• Work to be completed: Transcribe the whole listing without a single picture.
***** Records shown
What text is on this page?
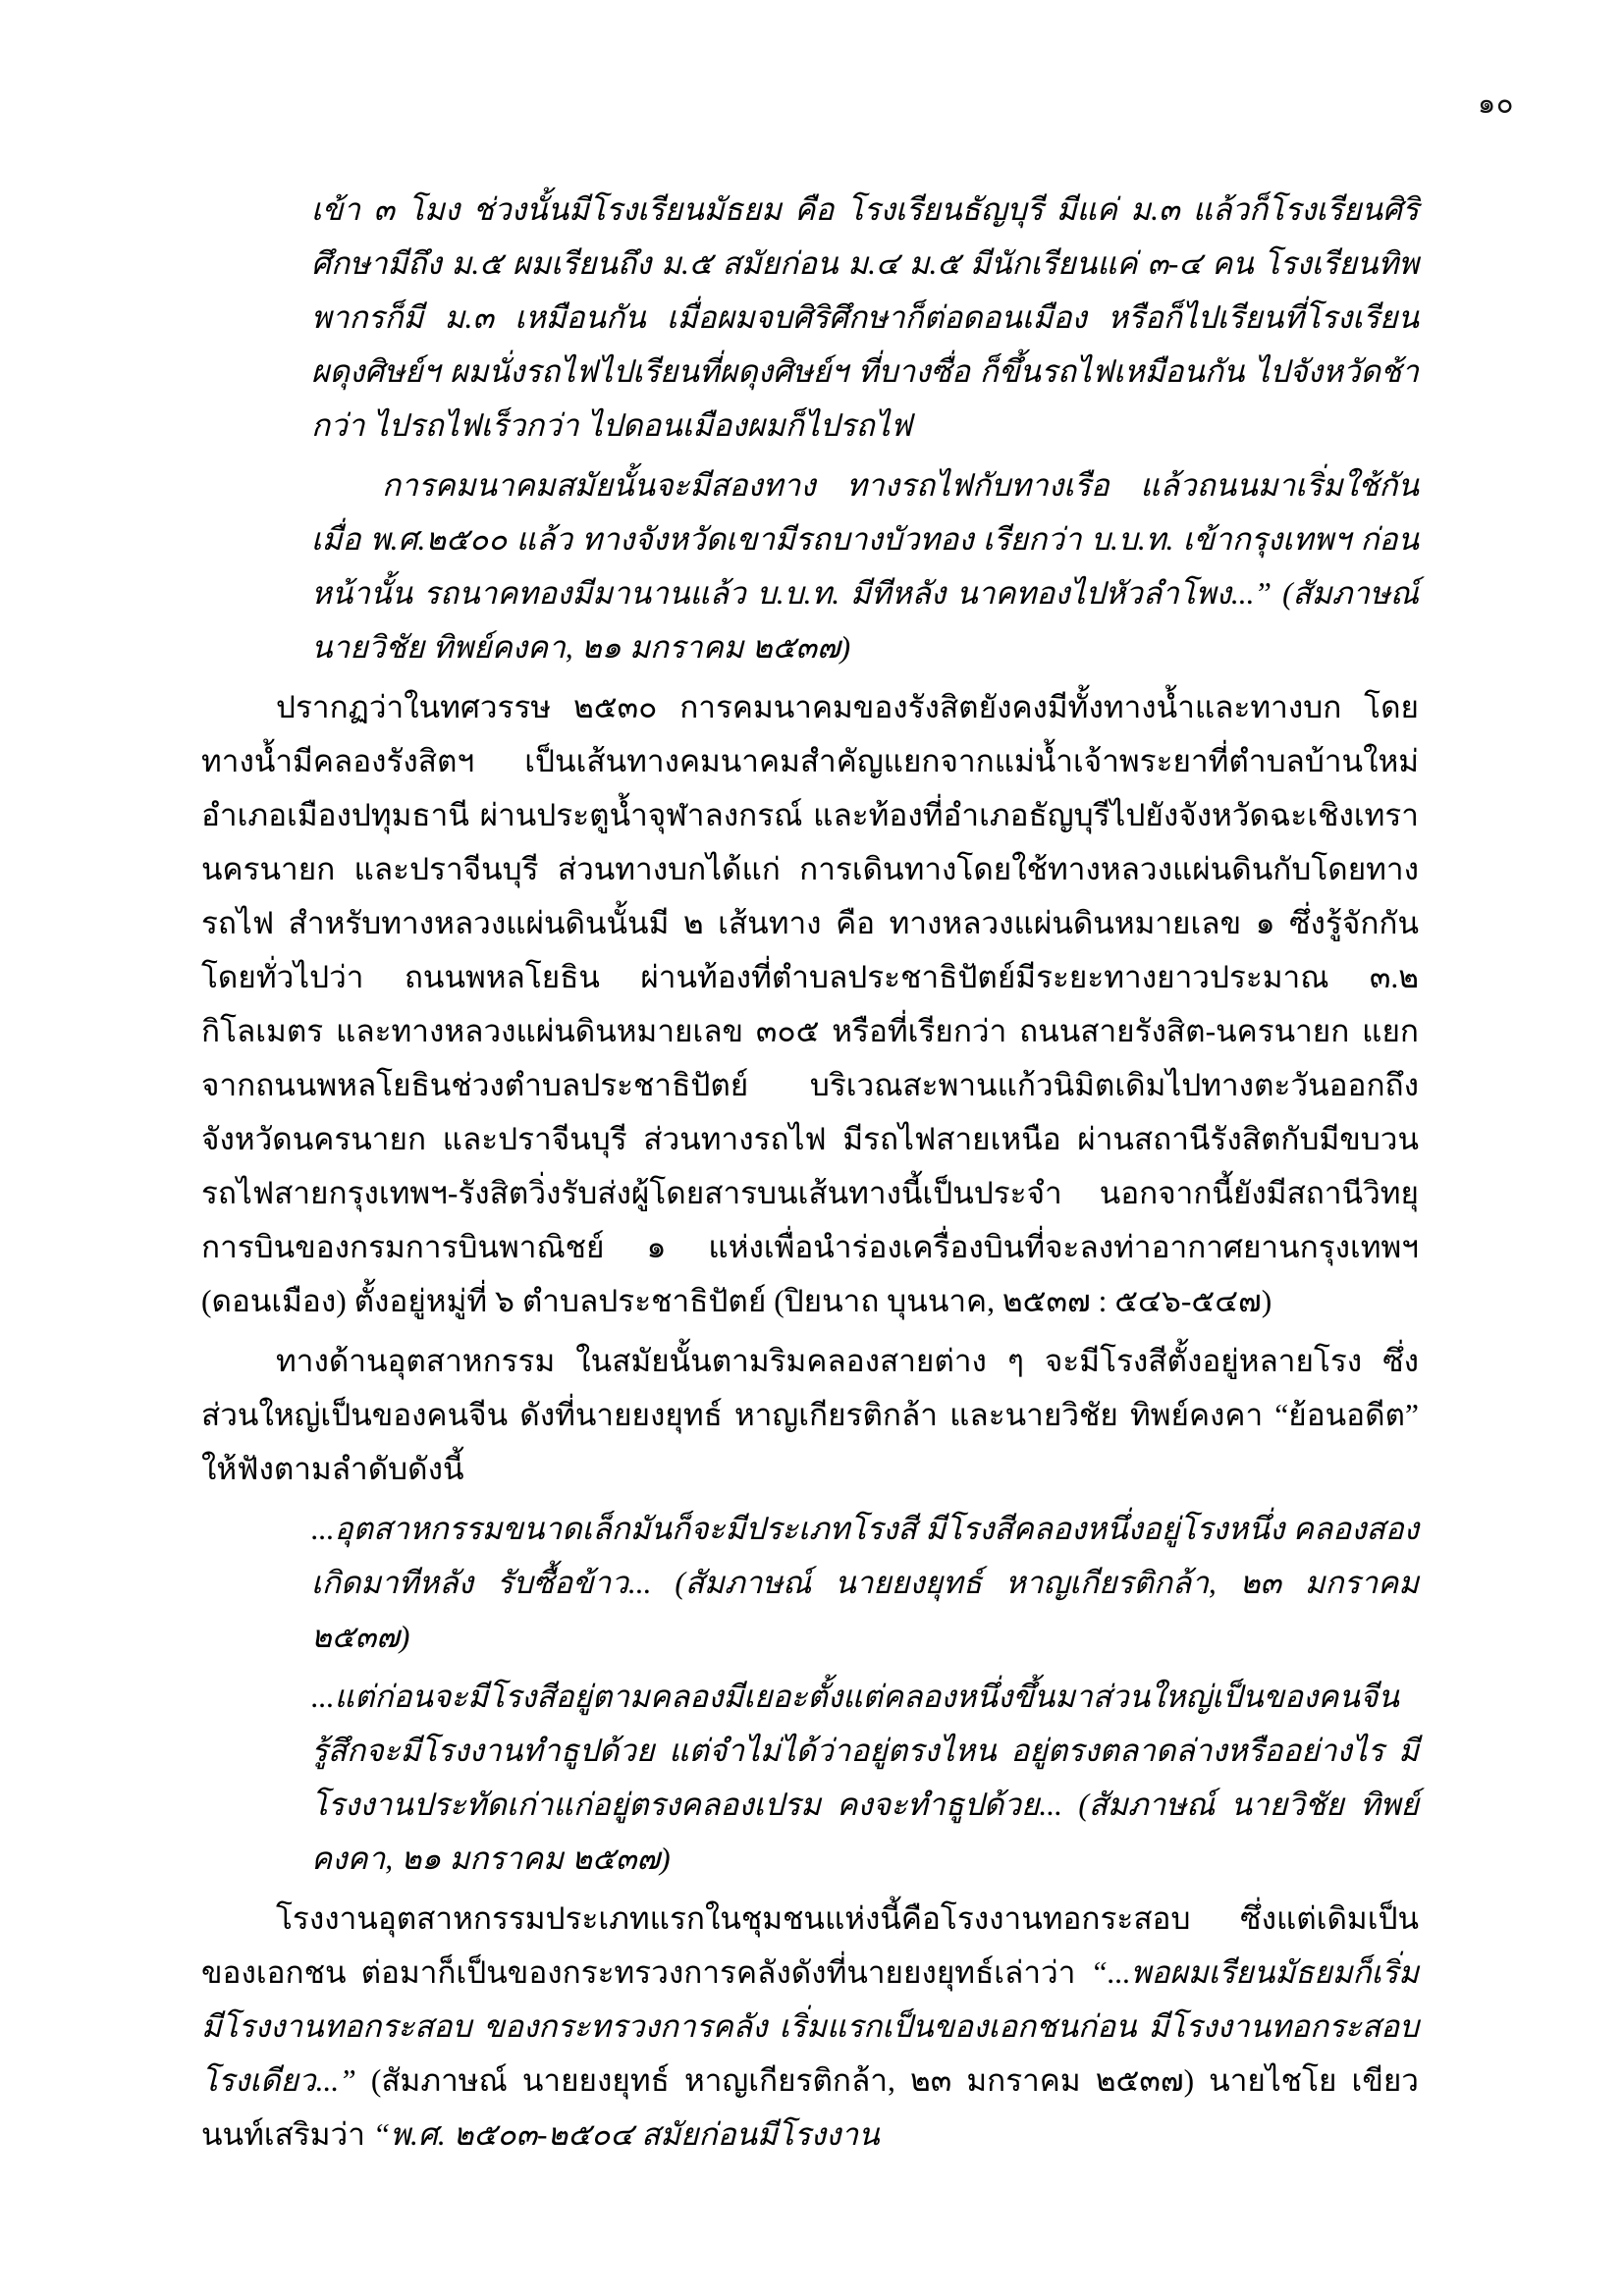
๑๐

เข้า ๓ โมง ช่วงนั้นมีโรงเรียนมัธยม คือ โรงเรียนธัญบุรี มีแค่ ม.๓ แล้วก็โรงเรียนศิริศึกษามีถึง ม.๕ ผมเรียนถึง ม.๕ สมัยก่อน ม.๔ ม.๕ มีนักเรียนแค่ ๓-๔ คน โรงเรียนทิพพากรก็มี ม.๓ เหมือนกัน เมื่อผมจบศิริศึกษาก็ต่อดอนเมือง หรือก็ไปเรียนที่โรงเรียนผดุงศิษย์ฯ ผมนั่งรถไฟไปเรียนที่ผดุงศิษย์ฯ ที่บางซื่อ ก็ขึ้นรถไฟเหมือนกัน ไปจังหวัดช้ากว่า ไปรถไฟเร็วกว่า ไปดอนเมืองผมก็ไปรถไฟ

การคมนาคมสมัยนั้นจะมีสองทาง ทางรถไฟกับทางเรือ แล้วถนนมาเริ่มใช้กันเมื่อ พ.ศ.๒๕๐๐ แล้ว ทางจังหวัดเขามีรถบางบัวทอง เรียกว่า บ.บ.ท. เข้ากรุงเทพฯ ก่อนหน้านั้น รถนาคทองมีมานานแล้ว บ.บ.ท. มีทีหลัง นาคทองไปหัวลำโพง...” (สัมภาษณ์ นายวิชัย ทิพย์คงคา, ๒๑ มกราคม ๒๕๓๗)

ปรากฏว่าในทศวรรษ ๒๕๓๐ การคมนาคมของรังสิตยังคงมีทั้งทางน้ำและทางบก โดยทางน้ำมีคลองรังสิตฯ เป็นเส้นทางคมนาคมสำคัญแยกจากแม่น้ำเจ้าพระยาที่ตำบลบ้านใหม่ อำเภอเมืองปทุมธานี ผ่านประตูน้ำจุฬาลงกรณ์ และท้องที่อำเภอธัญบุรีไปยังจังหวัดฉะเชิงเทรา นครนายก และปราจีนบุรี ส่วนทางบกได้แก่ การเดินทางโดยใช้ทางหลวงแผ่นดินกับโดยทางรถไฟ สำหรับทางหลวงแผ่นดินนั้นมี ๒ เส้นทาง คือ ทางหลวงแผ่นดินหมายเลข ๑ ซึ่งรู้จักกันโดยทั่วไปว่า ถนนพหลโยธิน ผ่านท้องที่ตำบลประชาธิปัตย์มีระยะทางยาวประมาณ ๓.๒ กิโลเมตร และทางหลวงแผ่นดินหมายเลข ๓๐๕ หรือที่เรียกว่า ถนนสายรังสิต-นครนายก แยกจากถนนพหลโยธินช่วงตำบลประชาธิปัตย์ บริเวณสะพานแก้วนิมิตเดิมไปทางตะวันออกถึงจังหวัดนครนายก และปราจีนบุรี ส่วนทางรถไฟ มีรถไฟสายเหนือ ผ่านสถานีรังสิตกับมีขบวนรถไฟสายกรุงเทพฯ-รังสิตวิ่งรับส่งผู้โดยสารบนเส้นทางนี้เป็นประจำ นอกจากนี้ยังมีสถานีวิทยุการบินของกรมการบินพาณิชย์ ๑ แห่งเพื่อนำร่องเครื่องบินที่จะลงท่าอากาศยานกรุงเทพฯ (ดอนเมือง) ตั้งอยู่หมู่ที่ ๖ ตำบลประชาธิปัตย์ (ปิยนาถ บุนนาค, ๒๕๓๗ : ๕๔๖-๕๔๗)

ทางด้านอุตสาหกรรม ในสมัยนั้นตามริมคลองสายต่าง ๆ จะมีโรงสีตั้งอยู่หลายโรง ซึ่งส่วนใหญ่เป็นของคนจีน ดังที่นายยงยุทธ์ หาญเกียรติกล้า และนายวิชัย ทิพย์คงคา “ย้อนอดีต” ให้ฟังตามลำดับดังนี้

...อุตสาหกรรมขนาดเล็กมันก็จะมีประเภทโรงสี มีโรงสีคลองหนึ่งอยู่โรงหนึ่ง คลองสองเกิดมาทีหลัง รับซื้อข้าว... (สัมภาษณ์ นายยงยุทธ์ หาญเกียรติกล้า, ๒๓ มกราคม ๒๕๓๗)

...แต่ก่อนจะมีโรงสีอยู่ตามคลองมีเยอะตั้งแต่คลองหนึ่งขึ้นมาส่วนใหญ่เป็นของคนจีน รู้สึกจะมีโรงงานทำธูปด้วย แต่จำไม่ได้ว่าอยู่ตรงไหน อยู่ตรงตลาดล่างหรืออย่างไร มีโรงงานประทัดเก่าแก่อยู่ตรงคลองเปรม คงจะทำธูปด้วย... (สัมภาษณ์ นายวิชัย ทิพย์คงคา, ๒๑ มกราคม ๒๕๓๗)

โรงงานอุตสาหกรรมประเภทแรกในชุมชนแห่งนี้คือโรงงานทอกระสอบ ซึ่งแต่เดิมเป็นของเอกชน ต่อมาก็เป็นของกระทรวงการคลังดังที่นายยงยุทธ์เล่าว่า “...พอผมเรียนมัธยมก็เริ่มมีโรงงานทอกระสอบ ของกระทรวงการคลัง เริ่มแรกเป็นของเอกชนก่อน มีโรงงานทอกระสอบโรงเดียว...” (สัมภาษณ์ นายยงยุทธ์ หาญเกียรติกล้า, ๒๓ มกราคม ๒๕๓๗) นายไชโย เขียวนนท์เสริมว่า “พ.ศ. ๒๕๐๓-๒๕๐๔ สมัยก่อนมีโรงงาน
**********
• The response:
What text is on this page?
๑๐

เข้า ๓ โมง ช่วงนั้นมีโรงเรียนมัธยม คือ โรงเรียนธัญบุรี มีแค่ ม.๓ แล้วก็โรงเรียนศิริศึกษามีถึง ม.๕ ผมเรียนถึง ม.๕ สมัยก่อน ม.๔ ม.๕ มีนักเรียนแค่ ๓-๔ คน โรงเรียนทิพพากรก็มี ม.๓ เหมือนกัน เมื่อผมจบศิริศึกษาก็ต่อดอนเมือง หรือก็ไปเรียนที่โรงเรียนผดุงศิษย์ฯ ผมนั่งรถไฟไปเรียนที่ผดุงศิษย์ฯ ที่บางซื่อ ก็ขึ้นรถไฟเหมือนกัน ไปจังหวัดช้ากว่า ไปรถไฟเร็วกว่า ไปดอนเมืองผมก็ไปรถไฟ

การคมนาคมสมัยนั้นจะมีสองทาง ทางรถไฟกับทางเรือ แล้วถนนมาเริ่มใช้กันเมื่อ พ.ศ.๒๕๐๐ แล้ว ทางจังหวัดเขามีรถบางบัวทอง เรียกว่า บ.บ.ท. เข้ากรุงเทพฯ ก่อนหน้านั้น รถนาคทองมีมานานแล้ว บ.บ.ท. มีทีหลัง นาคทองไปหัวลำโพง...” (สัมภาษณ์ นายวิชัย ทิพย์คงคา, ๒๑ มกราคม ๒๕๓๗)

ปรากฏว่าในทศวรรษ ๒๕๓๐ การคมนาคมของรังสิตยังคงมีทั้งทางน้ำและทางบก โดยทางน้ำมีคลองรังสิตฯ เป็นเส้นทางคมนาคมสำคัญแยกจากแม่น้ำเจ้าพระยาที่ตำบลบ้านใหม่ อำเภอเมืองปทุมธานี ผ่านประตูน้ำจุฬาลงกรณ์ และท้องที่อำเภอธัญบุรีไปยังจังหวัดฉะเชิงเทรา นครนายก และปราจีนบุรี ส่วนทางบกได้แก่ การเดินทางโดยใช้ทางหลวงแผ่นดินกับโดยทางรถไฟ สำหรับทางหลวงแผ่นดินนั้นมี ๒ เส้นทาง คือ ทางหลวงแผ่นดินหมายเลข ๑ ซึ่งรู้จักกันโดยทั่วไปว่า ถนนพหลโยธิน ผ่านท้องที่ตำบลประชาธิปัตย์มีระยะทางยาวประมาณ ๓.๒ กิโลเมตร และทางหลวงแผ่นดินหมายเลข ๓๐๕ หรือที่เรียกว่า ถนนสายรังสิต-นครนายก แยกจากถนนพหลโยธินช่วงตำบลประชาธิปัตย์ บริเวณสะพานแก้วนิมิตเดิมไปทางตะวันออกถึงจังหวัดนครนายก และปราจีนบุรี ส่วนทางรถไฟ มีรถไฟสายเหนือ ผ่านสถานีรังสิตกับมีขบวนรถไฟสายกรุงเทพฯ-รังสิตวิ่งรับส่งผู้โดยสารบนเส้นทางนี้เป็นประจำ นอกจากนี้ยังมีสถานีวิทยุการบินของกรมการบินพาณิชย์ ๑ แห่งเพื่อนำร่องเครื่องบินที่จะลงท่าอากาศยานกรุงเทพฯ (ดอนเมือง) ตั้งอยู่หมู่ที่ ๖ ตำบลประชาธิปัตย์ (ปิยนาถ บุนนาค, ๒๕๓๗ : ๕๔๖-๕๔๗)

ทางด้านอุตสาหกรรม ในสมัยนั้นตามริมคลองสายต่าง ๆ จะมีโรงสีตั้งอยู่หลายโรง ซึ่งส่วนใหญ่เป็นของคนจีน ดังที่นายยงยุทธ์ หาญเกียรติกล้า และนายวิชัย ทิพย์คงคา “ย้อนอดีต” ให้ฟังตามลำดับดังนี้

...อุตสาหกรรมขนาดเล็กมันก็จะมีประเภทโรงสี มีโรงสีคลองหนึ่งอยู่โรงหนึ่ง คลองสองเกิดมาทีหลัง รับซื้อข้าว... (สัมภาษณ์ นายยงยุทธ์ หาญเกียรติกล้า, ๒๓ มกราคม ๒๕๓๗)

...แต่ก่อนจะมีโรงสีอยู่ตามคลองมีเยอะตั้งแต่คลองหนึ่งขึ้นมาส่วนใหญ่เป็นของคนจีน รู้สึกจะมีโรงงานทำธูปด้วย แต่จำไม่ได้ว่าอยู่ตรงไหน อยู่ตรงตลาดล่างหรืออย่างไร มีโรงงานประทัดเก่าแก่อยู่ตรงคลองเปรม คงจะทำธูปด้วย... (สัมภาษณ์ นายวิชัย ทิพย์คงคา, ๒๑ มกราคม ๒๕๓๗)

โรงงานอุตสาหกรรมประเภทแรกในชุมชนแห่งนี้คือโรงงานทอกระสอบ ซึ่งแต่เดิมเป็นของเอกชน ต่อมาก็เป็นของกระทรวงการคลังดังที่นายยงยุทธ์เล่าว่า “...พอผมเรียนมัธยมก็เริ่มมีโรงงานทอกระสอบ ของกระทรวงการคลัง เริ่มแรกเป็นของเอกชนก่อน มีโรงงานทอกระสอบโรงเดียว...” (สัมภาษณ์ นายยงยุทธ์ หาญเกียรติกล้า, ๒๓ มกราคม ๒๕๓๗) นายไชโย เขียวนนท์เสริมว่า “พ.ศ. ๒๕๐๓-๒๕๐๔ สมัยก่อนมีโรงงาน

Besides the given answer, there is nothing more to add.